REQUIRED WORK:
Reproduce each listing below line for line without any changes, leaving out the pictures.

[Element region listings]
========================================================================

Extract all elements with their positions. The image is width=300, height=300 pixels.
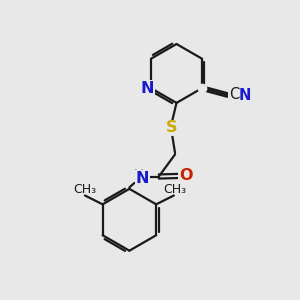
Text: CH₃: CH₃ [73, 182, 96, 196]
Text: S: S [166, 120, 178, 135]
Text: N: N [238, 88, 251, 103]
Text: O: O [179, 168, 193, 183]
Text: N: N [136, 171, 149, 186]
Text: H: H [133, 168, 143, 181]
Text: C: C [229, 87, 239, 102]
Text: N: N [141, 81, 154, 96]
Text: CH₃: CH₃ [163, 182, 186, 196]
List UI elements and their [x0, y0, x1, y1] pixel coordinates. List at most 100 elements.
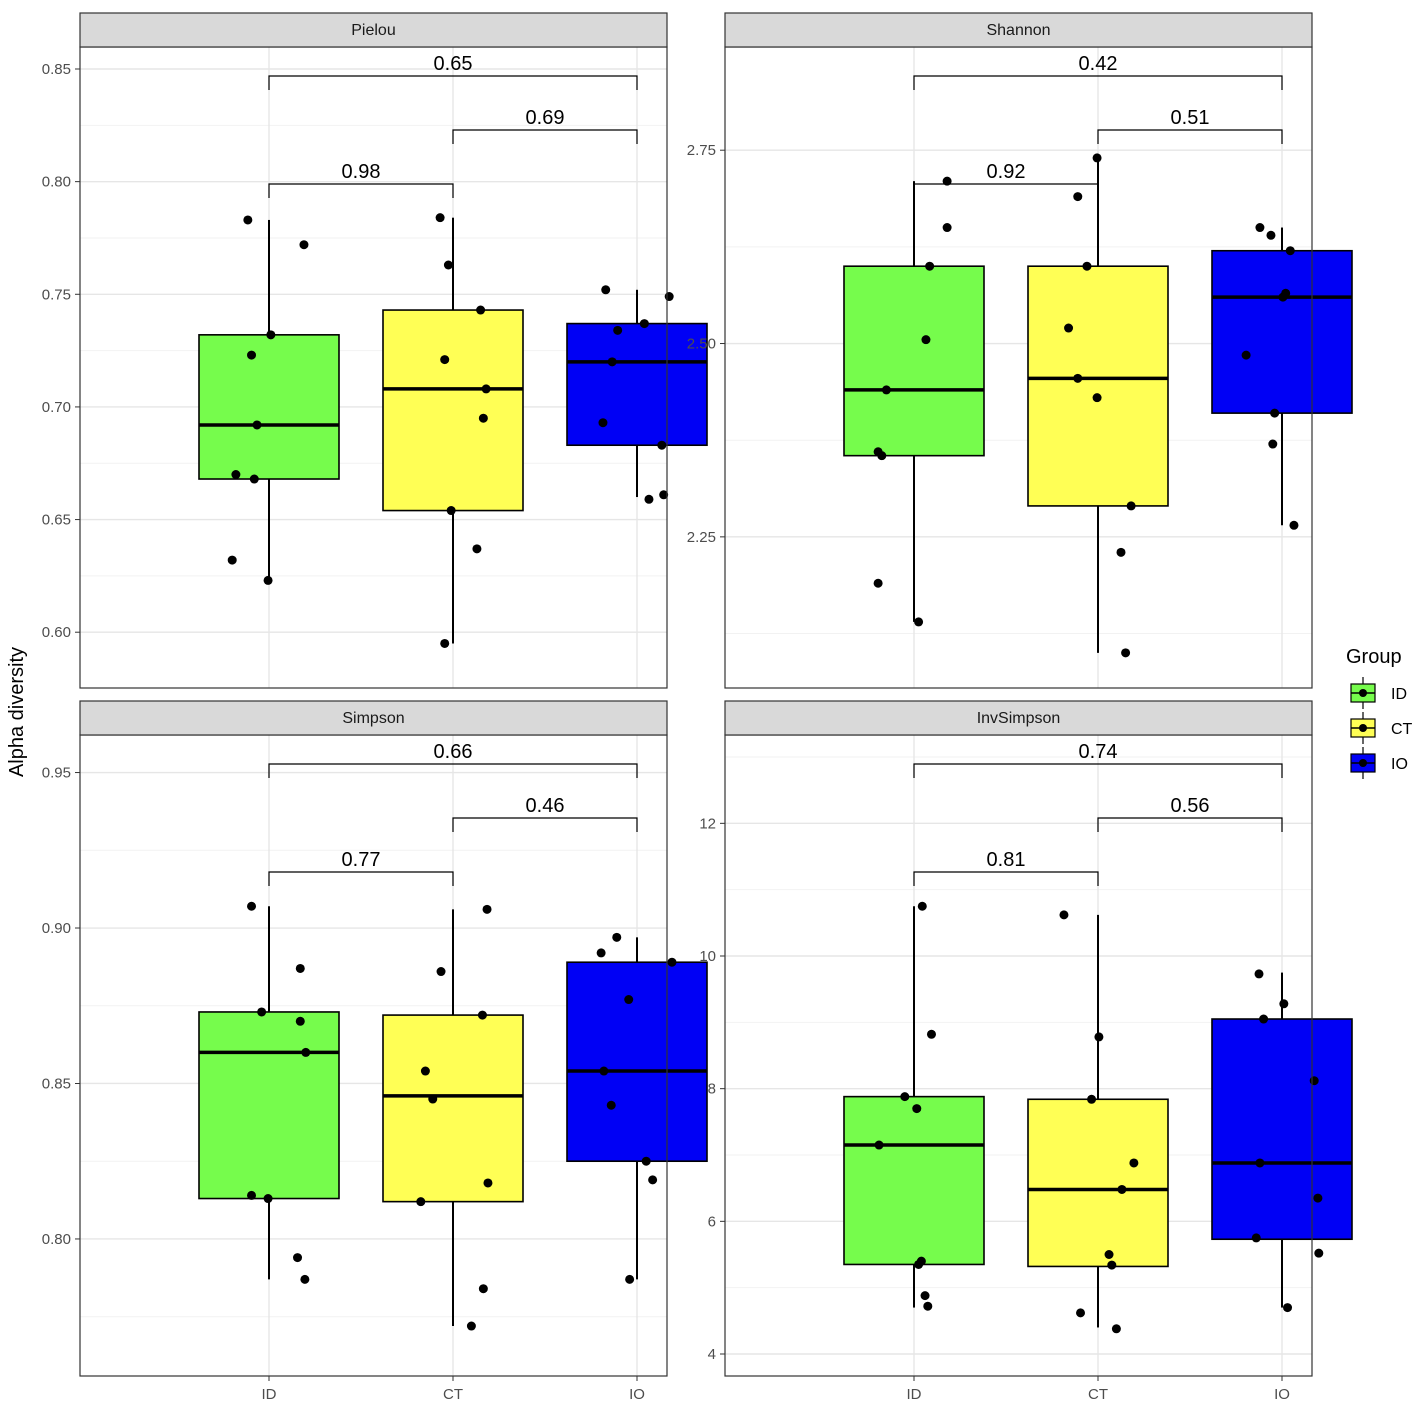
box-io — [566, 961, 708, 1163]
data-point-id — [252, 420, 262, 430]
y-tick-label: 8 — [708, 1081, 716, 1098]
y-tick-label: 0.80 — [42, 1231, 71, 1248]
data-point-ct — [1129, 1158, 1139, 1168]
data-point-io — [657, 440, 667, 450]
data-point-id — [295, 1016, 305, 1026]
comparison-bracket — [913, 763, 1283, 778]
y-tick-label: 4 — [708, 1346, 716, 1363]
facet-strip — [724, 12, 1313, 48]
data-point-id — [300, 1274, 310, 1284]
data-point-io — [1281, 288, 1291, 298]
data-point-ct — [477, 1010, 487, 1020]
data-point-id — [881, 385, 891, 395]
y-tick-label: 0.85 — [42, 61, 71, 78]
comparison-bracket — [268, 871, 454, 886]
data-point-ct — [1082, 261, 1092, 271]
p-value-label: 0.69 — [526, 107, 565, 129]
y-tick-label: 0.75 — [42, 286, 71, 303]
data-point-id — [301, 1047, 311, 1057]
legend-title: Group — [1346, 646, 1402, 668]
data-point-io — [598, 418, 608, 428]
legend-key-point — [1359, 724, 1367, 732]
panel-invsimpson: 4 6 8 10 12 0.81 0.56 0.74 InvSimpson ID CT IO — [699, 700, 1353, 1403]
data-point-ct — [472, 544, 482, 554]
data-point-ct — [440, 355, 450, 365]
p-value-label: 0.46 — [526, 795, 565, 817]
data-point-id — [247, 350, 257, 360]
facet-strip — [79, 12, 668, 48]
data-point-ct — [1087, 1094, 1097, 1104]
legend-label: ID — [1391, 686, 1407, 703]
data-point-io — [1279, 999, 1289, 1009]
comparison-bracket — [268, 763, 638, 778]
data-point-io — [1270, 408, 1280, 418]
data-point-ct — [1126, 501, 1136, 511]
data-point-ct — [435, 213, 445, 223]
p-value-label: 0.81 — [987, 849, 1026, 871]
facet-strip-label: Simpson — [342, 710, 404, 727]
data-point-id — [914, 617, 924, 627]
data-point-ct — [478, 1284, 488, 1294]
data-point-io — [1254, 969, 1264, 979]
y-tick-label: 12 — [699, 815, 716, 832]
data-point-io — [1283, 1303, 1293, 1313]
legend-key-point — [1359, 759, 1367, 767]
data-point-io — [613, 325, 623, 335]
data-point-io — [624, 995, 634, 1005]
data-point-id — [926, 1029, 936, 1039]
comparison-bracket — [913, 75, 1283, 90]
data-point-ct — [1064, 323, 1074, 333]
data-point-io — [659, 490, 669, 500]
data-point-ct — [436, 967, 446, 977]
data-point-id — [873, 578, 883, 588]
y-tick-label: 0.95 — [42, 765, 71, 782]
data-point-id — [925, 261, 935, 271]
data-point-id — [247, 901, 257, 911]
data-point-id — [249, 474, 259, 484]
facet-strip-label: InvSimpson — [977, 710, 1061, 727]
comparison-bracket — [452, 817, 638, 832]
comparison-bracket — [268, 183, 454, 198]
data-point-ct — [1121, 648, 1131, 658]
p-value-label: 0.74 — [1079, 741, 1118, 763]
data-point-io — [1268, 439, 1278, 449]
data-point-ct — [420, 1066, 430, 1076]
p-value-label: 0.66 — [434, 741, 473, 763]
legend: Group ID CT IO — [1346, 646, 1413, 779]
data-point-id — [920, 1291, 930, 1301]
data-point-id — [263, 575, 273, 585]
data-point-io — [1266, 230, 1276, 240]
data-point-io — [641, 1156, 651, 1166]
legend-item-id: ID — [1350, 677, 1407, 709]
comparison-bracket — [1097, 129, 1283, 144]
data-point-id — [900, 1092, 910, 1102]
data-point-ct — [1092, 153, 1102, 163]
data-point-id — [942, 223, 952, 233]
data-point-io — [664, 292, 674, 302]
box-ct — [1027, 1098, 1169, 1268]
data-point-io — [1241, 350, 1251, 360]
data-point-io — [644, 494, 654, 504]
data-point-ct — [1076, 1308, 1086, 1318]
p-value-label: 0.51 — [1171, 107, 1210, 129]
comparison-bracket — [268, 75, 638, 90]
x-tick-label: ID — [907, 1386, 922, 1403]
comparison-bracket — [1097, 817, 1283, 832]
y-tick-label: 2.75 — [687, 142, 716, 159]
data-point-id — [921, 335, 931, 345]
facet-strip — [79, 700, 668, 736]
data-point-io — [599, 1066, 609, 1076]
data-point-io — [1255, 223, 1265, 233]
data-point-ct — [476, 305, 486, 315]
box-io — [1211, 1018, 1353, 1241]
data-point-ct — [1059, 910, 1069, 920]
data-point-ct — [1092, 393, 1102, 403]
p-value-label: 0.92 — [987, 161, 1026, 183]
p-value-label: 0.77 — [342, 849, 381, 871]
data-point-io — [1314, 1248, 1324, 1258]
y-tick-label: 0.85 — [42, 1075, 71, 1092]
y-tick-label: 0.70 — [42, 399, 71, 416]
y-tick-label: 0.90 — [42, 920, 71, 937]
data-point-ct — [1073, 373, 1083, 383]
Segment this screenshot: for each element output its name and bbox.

========================================================================

EXERCISE RESULT:
Extract all elements with their positions. The image is width=300, height=300 pixels.
Text: CH₃: CH₃ [73, 182, 96, 196]
Text: S: S [166, 120, 178, 135]
Text: N: N [238, 88, 251, 103]
Text: O: O [179, 168, 193, 183]
Text: N: N [136, 171, 149, 186]
Text: H: H [133, 168, 143, 181]
Text: C: C [229, 87, 239, 102]
Text: N: N [141, 81, 154, 96]
Text: CH₃: CH₃ [163, 182, 186, 196]
List UI elements and their [x0, y0, x1, y1] pixel coordinates. List at most 100 elements.
box-io — [566, 961, 708, 1163]
data-point-id — [252, 420, 262, 430]
y-tick-label: 8 — [708, 1081, 716, 1098]
y-tick-label: 0.80 — [42, 1231, 71, 1248]
data-point-ct — [1129, 1158, 1139, 1168]
data-point-io — [657, 440, 667, 450]
data-point-id — [295, 1016, 305, 1026]
comparison-bracket — [913, 763, 1283, 778]
y-tick-label: 4 — [708, 1346, 716, 1363]
facet-strip — [724, 12, 1313, 48]
data-point-id — [300, 1274, 310, 1284]
data-point-io — [1281, 288, 1291, 298]
data-point-ct — [477, 1010, 487, 1020]
data-point-id — [881, 385, 891, 395]
y-tick-label: 0.85 — [42, 61, 71, 78]
comparison-bracket — [268, 871, 454, 886]
data-point-ct — [1082, 261, 1092, 271]
p-value-label: 0.69 — [526, 107, 565, 129]
y-tick-label: 0.75 — [42, 286, 71, 303]
data-point-id — [301, 1047, 311, 1057]
legend-title: Group — [1346, 646, 1402, 668]
data-point-io — [598, 418, 608, 428]
legend-key-point — [1359, 724, 1367, 732]
panel-invsimpson: 4 6 8 10 12 0.81 0.56 0.74 InvSimpson ID CT IO — [699, 700, 1353, 1403]
data-point-ct — [472, 544, 482, 554]
data-point-ct — [440, 355, 450, 365]
p-value-label: 0.46 — [526, 795, 565, 817]
data-point-id — [247, 350, 257, 360]
facet-strip — [79, 12, 668, 48]
data-point-ct — [1087, 1094, 1097, 1104]
legend-label: ID — [1391, 686, 1407, 703]
data-point-io — [1279, 999, 1289, 1009]
comparison-bracket — [268, 763, 638, 778]
data-point-io — [1270, 408, 1280, 418]
data-point-ct — [1126, 501, 1136, 511]
data-point-ct — [435, 213, 445, 223]
p-value-label: 0.81 — [987, 849, 1026, 871]
facet-strip-label: Simpson — [342, 710, 404, 727]
data-point-id — [914, 617, 924, 627]
data-point-ct — [478, 1284, 488, 1294]
data-point-io — [1254, 969, 1264, 979]
y-tick-label: 12 — [699, 815, 716, 832]
data-point-io — [1283, 1303, 1293, 1313]
legend-key-point — [1359, 759, 1367, 767]
data-point-io — [613, 325, 623, 335]
data-point-io — [624, 995, 634, 1005]
data-point-id — [926, 1029, 936, 1039]
comparison-bracket — [913, 75, 1283, 90]
data-point-ct — [1064, 323, 1074, 333]
data-point-io — [659, 490, 669, 500]
data-point-ct — [436, 967, 446, 977]
data-point-id — [873, 578, 883, 588]
y-tick-label: 0.95 — [42, 765, 71, 782]
data-point-id — [925, 261, 935, 271]
data-point-id — [247, 901, 257, 911]
data-point-id — [249, 474, 259, 484]
facet-strip-label: InvSimpson — [977, 710, 1061, 727]
comparison-bracket — [452, 817, 638, 832]
comparison-bracket — [268, 183, 454, 198]
data-point-ct — [1121, 648, 1131, 658]
p-value-label: 0.74 — [1079, 741, 1118, 763]
data-point-io — [1268, 439, 1278, 449]
data-point-ct — [420, 1066, 430, 1076]
p-value-label: 0.66 — [434, 741, 473, 763]
legend: Group ID CT IO — [1346, 646, 1413, 779]
data-point-id — [920, 1291, 930, 1301]
data-point-id — [263, 575, 273, 585]
data-point-io — [1266, 230, 1276, 240]
data-point-io — [641, 1156, 651, 1166]
legend-item-id: ID — [1350, 677, 1407, 709]
comparison-bracket — [1097, 129, 1283, 144]
data-point-id — [900, 1092, 910, 1102]
data-point-ct — [1092, 153, 1102, 163]
data-point-id — [942, 223, 952, 233]
data-point-io — [664, 292, 674, 302]
box-ct — [1027, 1098, 1169, 1268]
data-point-io — [1241, 350, 1251, 360]
data-point-io — [644, 494, 654, 504]
data-point-ct — [1076, 1308, 1086, 1318]
p-value-label: 0.51 — [1171, 107, 1210, 129]
comparison-bracket — [268, 75, 638, 90]
x-tick-label: ID — [907, 1386, 922, 1403]
comparison-bracket — [1097, 817, 1283, 832]
y-tick-label: 2.75 — [687, 142, 716, 159]
data-point-id — [921, 335, 931, 345]
facet-strip — [79, 700, 668, 736]
data-point-io — [599, 1066, 609, 1076]
data-point-io — [1255, 223, 1265, 233]
data-point-ct — [476, 305, 486, 315]
box-io — [1211, 1018, 1353, 1241]
data-point-ct — [1059, 910, 1069, 920]
data-point-ct — [1092, 393, 1102, 403]
p-value-label: 0.92 — [987, 161, 1026, 183]
p-value-label: 0.77 — [342, 849, 381, 871]
data-point-io — [1314, 1248, 1324, 1258]
y-tick-label: 0.85 — [42, 1075, 71, 1092]
y-tick-label: 0.70 — [42, 399, 71, 416]
y-tick-label: 0.90 — [42, 920, 71, 937]
data-point-ct — [1073, 373, 1083, 383]
Segment this screenshot: for each element output its name and bbox.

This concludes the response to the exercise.